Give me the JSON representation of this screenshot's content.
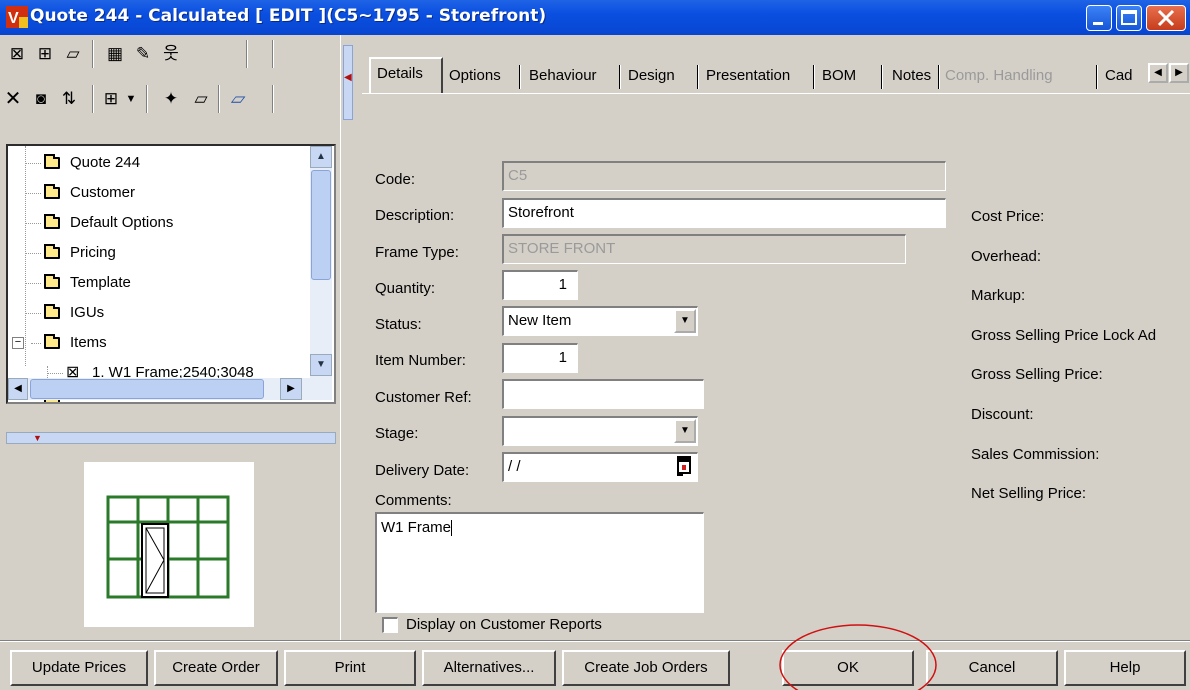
{
  "window": {
    "title": "Quote 244 - Calculated  [ EDIT ](C5~1795 - Storefront)",
    "icon": "app-logo-icon"
  },
  "tree": {
    "items": [
      {
        "label": "Quote 244"
      },
      {
        "label": "Customer"
      },
      {
        "label": "Default Options"
      },
      {
        "label": "Pricing"
      },
      {
        "label": "Template"
      },
      {
        "label": "IGUs"
      },
      {
        "label": "Items"
      },
      {
        "label": "1. W1 Frame;2540;3048"
      }
    ],
    "expand_glyph": "−"
  },
  "tabs": [
    "Details",
    "Options",
    "Behaviour",
    "Design",
    "Presentation",
    "BOM",
    "Notes",
    "Comp. Handling",
    "Cad"
  ],
  "form": {
    "code_label": "Code:",
    "code_value": "C5",
    "description_label": "Description:",
    "description_value": "Storefront",
    "frame_type_label": "Frame Type:",
    "frame_type_value": "STORE FRONT",
    "quantity_label": "Quantity:",
    "quantity_value": "1",
    "status_label": "Status:",
    "status_value": "New Item",
    "item_number_label": "Item Number:",
    "item_number_value": "1",
    "customer_ref_label": "Customer Ref:",
    "customer_ref_value": "",
    "stage_label": "Stage:",
    "stage_value": "",
    "delivery_date_label": "Delivery Date:",
    "delivery_date_value": " / /",
    "comments_label": "Comments:",
    "comments_value": "W1 Frame",
    "display_label": "Display on Customer Reports"
  },
  "pricing": {
    "cost_price": "Cost Price:",
    "overhead": "Overhead:",
    "markup": "Markup:",
    "gross_lock": "Gross Selling Price Lock Ad",
    "gross": "Gross Selling Price:",
    "discount": "Discount:",
    "commission": "Sales Commission:",
    "net": "Net Selling Price:"
  },
  "buttons": {
    "update_prices": "Update Prices",
    "create_order": "Create Order",
    "print": "Print",
    "alternatives": "Alternatives...",
    "create_job_orders": "Create Job Orders",
    "ok": "OK",
    "cancel": "Cancel",
    "help": "Help"
  }
}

- _What to work on_: Copy in full each line that holds the word "Selling".

- _Answer below_:
    "gross_lock": "Gross Selling Price Lock Ad",
    "gross": "Gross Selling Price:",
    "net": "Net Selling Price:"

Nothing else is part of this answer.